### [Task to complete]
Look through the records below, count the lines with the word "activities", and reply with only the number.

### [Information shown]
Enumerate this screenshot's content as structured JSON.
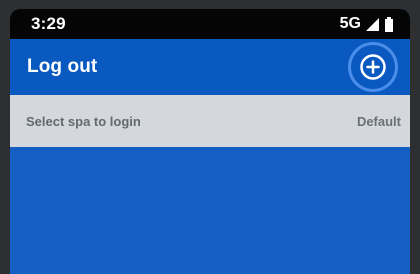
{
  "status_bar": {
    "time": "3:29",
    "network": "5G",
    "icons": [
      "signal-icon",
      "battery-icon"
    ]
  },
  "app_bar": {
    "title": "Log out",
    "action_icon": "add-circle-icon"
  },
  "login_row": {
    "label": "Select spa to login",
    "value": "Default"
  },
  "colors": {
    "app_bar": "#0a59c0",
    "screen_background": "#155fc4",
    "row_background": "#d4d7db",
    "status_bar": "#050505"
  }
}
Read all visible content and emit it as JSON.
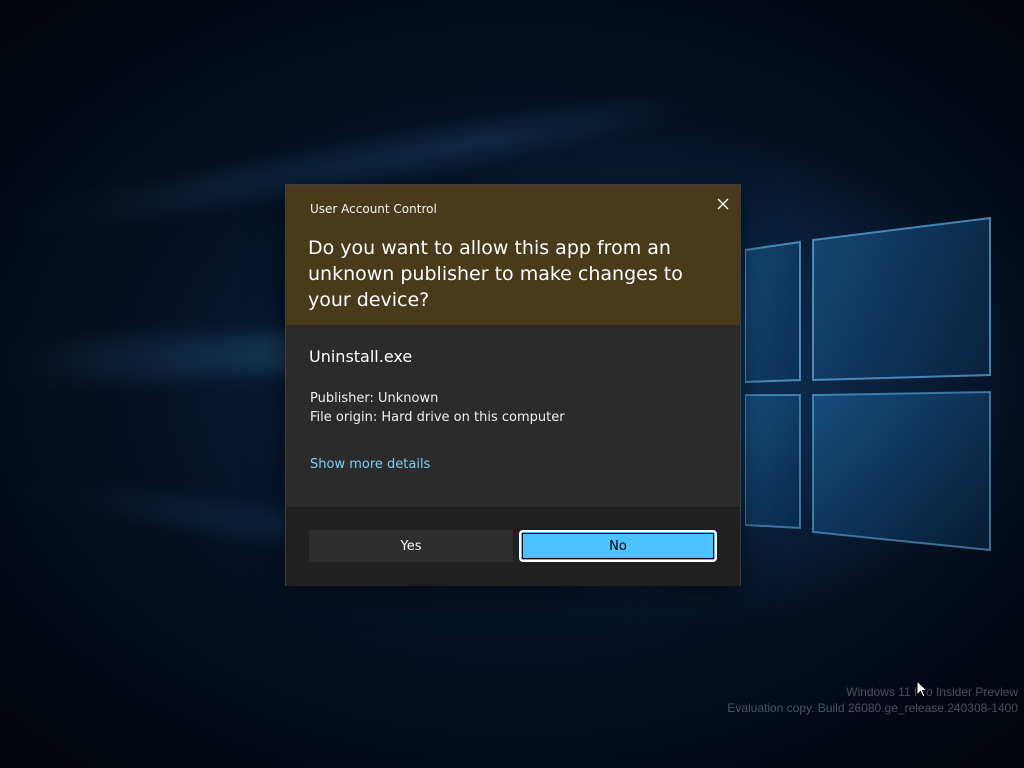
{
  "dialog": {
    "title": "User Account Control",
    "question": "Do you want to allow this app from an unknown publisher to make changes to your device?",
    "app_name": "Uninstall.exe",
    "publisher": "Publisher: Unknown",
    "file_origin": "File origin: Hard drive on this computer",
    "details_link": "Show more details",
    "yes_label": "Yes",
    "no_label": "No",
    "close_icon": "close-icon",
    "colors": {
      "header": "#4a3a1c",
      "body": "#2b2b2b",
      "footer": "#202020",
      "accent": "#4cc2ff",
      "link": "#7cd0f5"
    }
  },
  "desktop": {
    "watermark_line1": "Windows 11 Pro Insider Preview",
    "watermark_line2": "Evaluation copy. Build 26080.ge_release.240308-1400"
  }
}
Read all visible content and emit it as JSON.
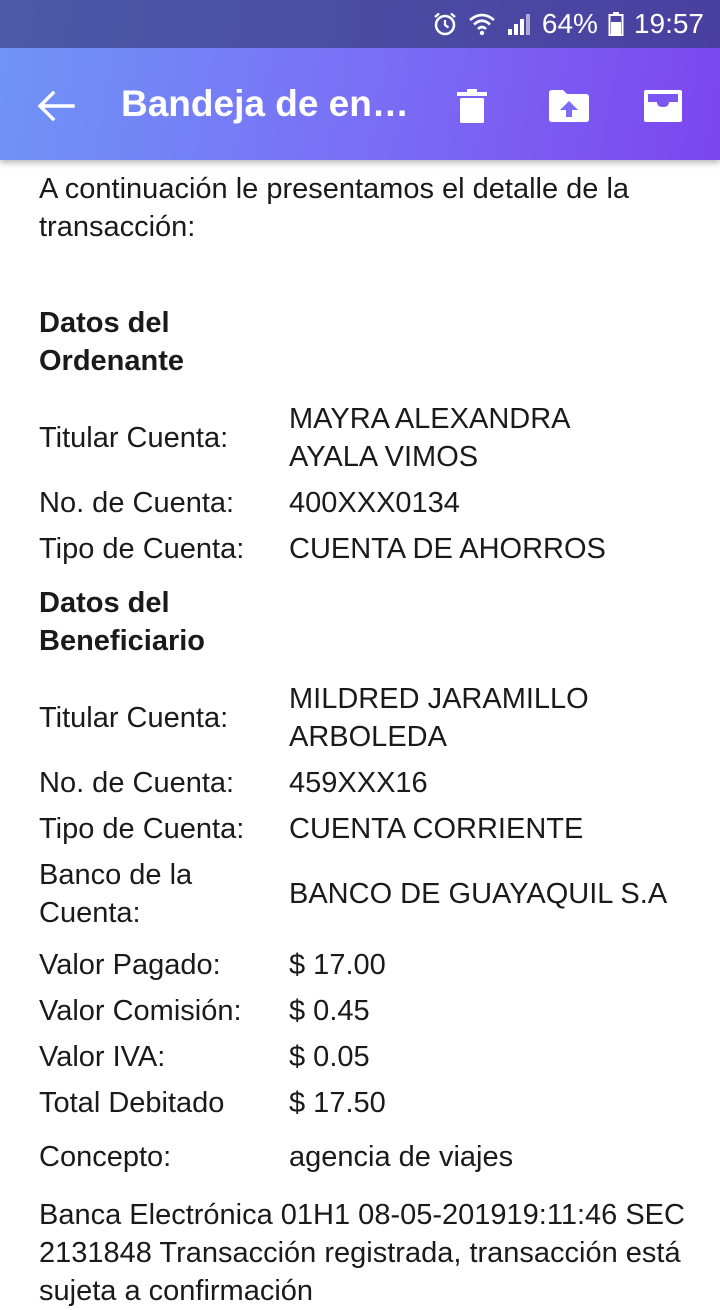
{
  "status_bar": {
    "battery": "64%",
    "time": "19:57",
    "icons": [
      "alarm-icon",
      "wifi-icon",
      "signal-icon",
      "battery-icon"
    ]
  },
  "app_bar": {
    "title": "Bandeja de entrada",
    "icons": [
      "back-arrow-icon",
      "trash-icon",
      "move-to-folder-icon",
      "archive-icon"
    ]
  },
  "email": {
    "intro": "A continuación le presentamos el detalle de la transacción:",
    "ordenante": {
      "title": "Datos del Ordenante",
      "rows": [
        {
          "label": "Titular Cuenta:",
          "value": "MAYRA ALEXANDRA AYALA VIMOS"
        },
        {
          "label": "No. de Cuenta:",
          "value": "400XXX0134"
        },
        {
          "label": "Tipo de Cuenta:",
          "value": "CUENTA DE AHORROS"
        }
      ]
    },
    "beneficiario": {
      "title": "Datos del Beneficiario",
      "rows": [
        {
          "label": "Titular Cuenta:",
          "value": "MILDRED JARAMILLO ARBOLEDA"
        },
        {
          "label": "No. de Cuenta:",
          "value": "459XXX16"
        },
        {
          "label": "Tipo de Cuenta:",
          "value": "CUENTA CORRIENTE"
        },
        {
          "label": "Banco de la Cuenta:",
          "value": "BANCO DE GUAYAQUIL S.A"
        }
      ]
    },
    "valores": [
      {
        "label": "Valor Pagado:",
        "value": "$ 17.00"
      },
      {
        "label": "Valor Comisión:",
        "value": "$ 0.45"
      },
      {
        "label": "Valor IVA:",
        "value": "$ 0.05"
      },
      {
        "label": "Total Debitado",
        "value": "$ 17.50"
      }
    ],
    "concepto": {
      "label": "Concepto:",
      "value": "agencia de viajes"
    },
    "note": "Banca Electrónica 01H1 08-05-201919:11:46 SEC 2131848 Transacción registrada, transacción está sujeta a confirmación"
  }
}
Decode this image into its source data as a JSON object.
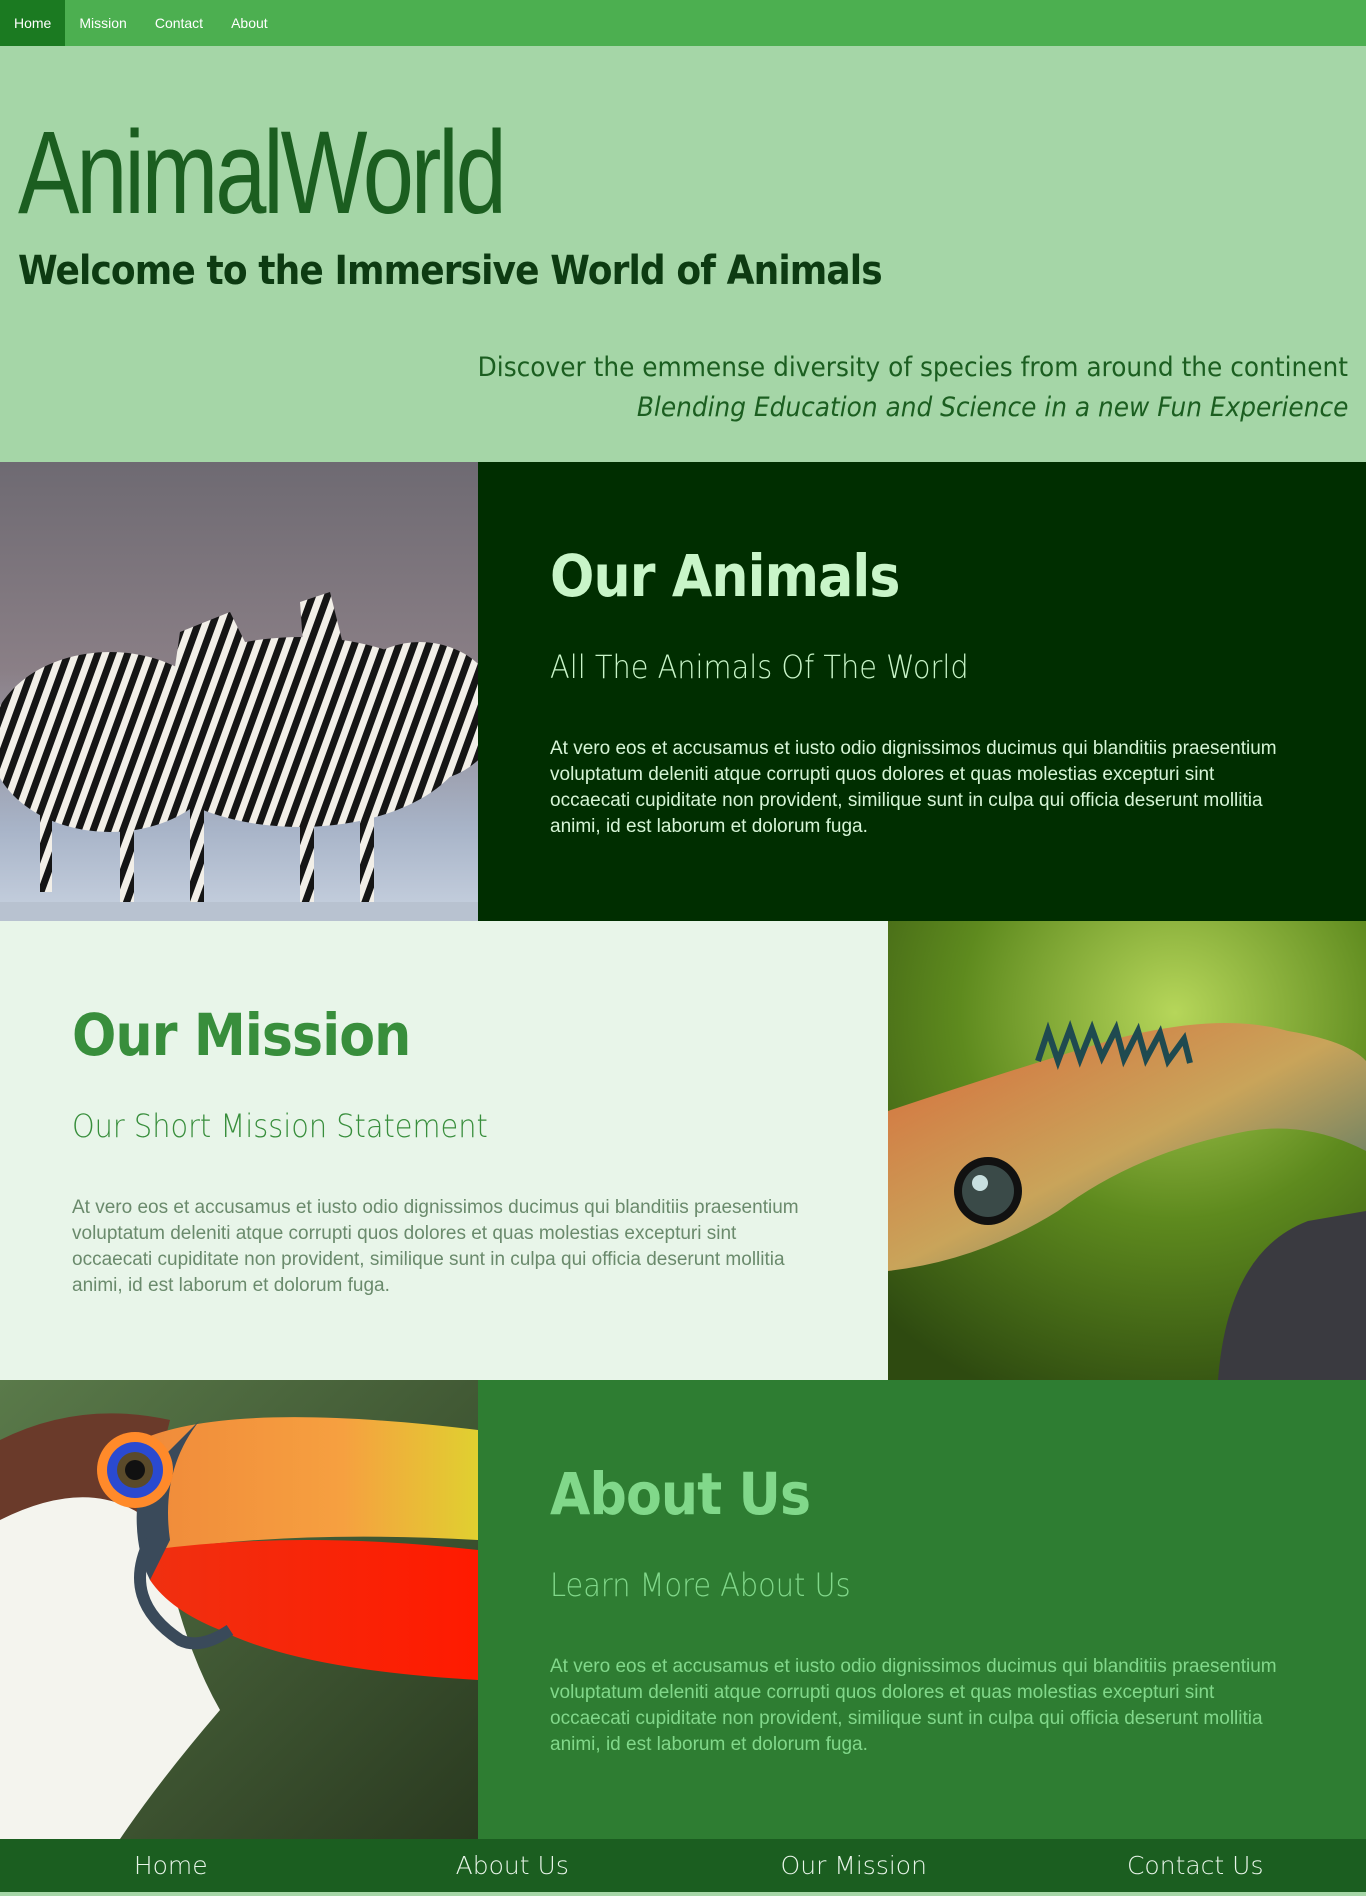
{
  "topnav": {
    "items": [
      "Home",
      "Mission",
      "Contact",
      "About"
    ],
    "active": "Home"
  },
  "header": {
    "logo": "AnimalWorld",
    "welcome": "Welcome to the Immersive World of Animals",
    "tagline1": "Discover the emmense diversity of species from around the continent",
    "tagline2": "Blending Education and Science in a new Fun Experience"
  },
  "animals": {
    "title": "Our Animals",
    "subtitle": "All The Animals Of The World",
    "body": "At vero eos et accusamus et iusto odio dignissimos ducimus qui blanditiis praesentium voluptatum deleniti atque corrupti quos dolores et quas molestias excepturi sint occaecati cupiditate non provident, similique sunt in culpa qui officia deserunt mollitia animi, id est laborum et dolorum fuga."
  },
  "mission": {
    "title": "Our Mission",
    "subtitle": "Our Short Mission Statement",
    "body": "At vero eos et accusamus et iusto odio dignissimos ducimus qui blanditiis praesentium voluptatum deleniti atque corrupti quos dolores et quas molestias excepturi sint occaecati cupiditate non provident, similique sunt in culpa qui officia deserunt mollitia animi, id est laborum et dolorum fuga."
  },
  "about": {
    "title": "About Us",
    "subtitle": "Learn More About Us",
    "body": "At vero eos et accusamus et iusto odio dignissimos ducimus qui blanditiis praesentium voluptatum deleniti atque corrupti quos dolores et quas molestias excepturi sint occaecati cupiditate non provident, similique sunt in culpa qui officia deserunt mollitia animi, id est laborum et dolorum fuga."
  },
  "footer": {
    "items": [
      "Home",
      "About Us",
      "Our Mission",
      "Contact Us"
    ]
  },
  "colors": {
    "nav": "#4caf50",
    "nav_active": "#1b7a21",
    "header_bg": "#a5d6a7",
    "animals_bg": "#002e00",
    "mission_bg": "#e8f5e9",
    "about_bg": "#2e7d32",
    "footer_bg": "#1b5e20"
  }
}
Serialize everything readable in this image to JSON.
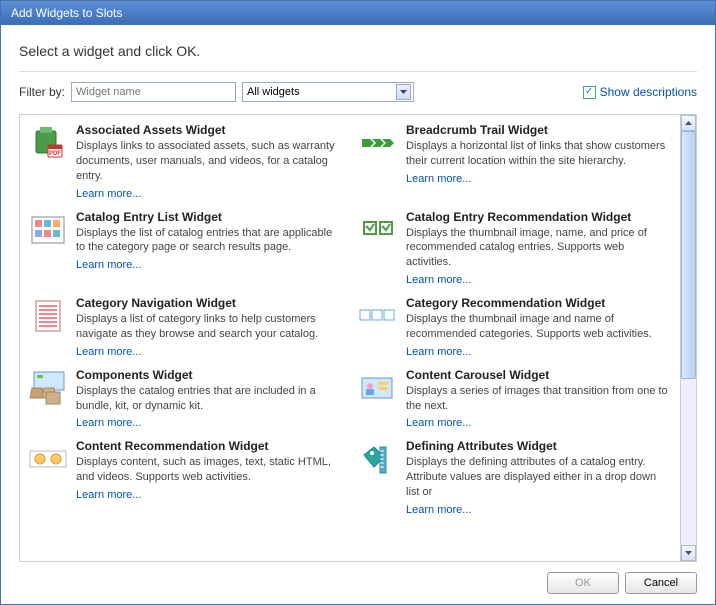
{
  "title": "Add Widgets to Slots",
  "instruction": "Select a widget and click OK.",
  "filter": {
    "label": "Filter by:",
    "placeholder": "Widget name",
    "value": "",
    "select_value": "All widgets"
  },
  "show_descriptions": {
    "label": "Show descriptions",
    "checked": true
  },
  "learn_more_label": "Learn more...",
  "widgets": [
    {
      "title": "Associated Assets Widget",
      "desc": "Displays links to associated assets, such as warranty documents, user manuals, and videos, for a catalog entry.",
      "icon": "bag-pdf"
    },
    {
      "title": "Breadcrumb Trail Widget",
      "desc": "Displays a horizontal list of links that show customers their current location within the site hierarchy.",
      "icon": "arrows"
    },
    {
      "title": "Catalog Entry List Widget",
      "desc": "Displays the list of catalog entries that are applicable to the category page or search results page.",
      "icon": "grid-boxes"
    },
    {
      "title": "Catalog Entry Recommendation Widget",
      "desc": "Displays the thumbnail image, name, and price of recommended catalog entries. Supports web activities.",
      "icon": "two-boxes"
    },
    {
      "title": "Category Navigation Widget",
      "desc": "Displays a list of category links to help customers navigate as they browse and search your catalog.",
      "icon": "list-lines"
    },
    {
      "title": "Category Recommendation Widget",
      "desc": "Displays the thumbnail image and name of recommended categories. Supports web activities.",
      "icon": "three-boxes-h"
    },
    {
      "title": "Components Widget",
      "desc": "Displays the catalog entries that are included in a bundle, kit, or dynamic kit.",
      "icon": "boxes-3d"
    },
    {
      "title": "Content Carousel Widget",
      "desc": "Displays a series of images that transition from one to the next.",
      "icon": "user-slides"
    },
    {
      "title": "Content Recommendation Widget",
      "desc": "Displays content, such as images, text, static HTML, and videos. Supports web activities.",
      "icon": "two-circles"
    },
    {
      "title": "Defining Attributes Widget",
      "desc": "Displays the defining attributes of a catalog entry. Attribute values are displayed either in a drop down list or",
      "icon": "tag-ruler"
    }
  ],
  "buttons": {
    "ok": "OK",
    "cancel": "Cancel"
  }
}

### [Answer for this exercise]
3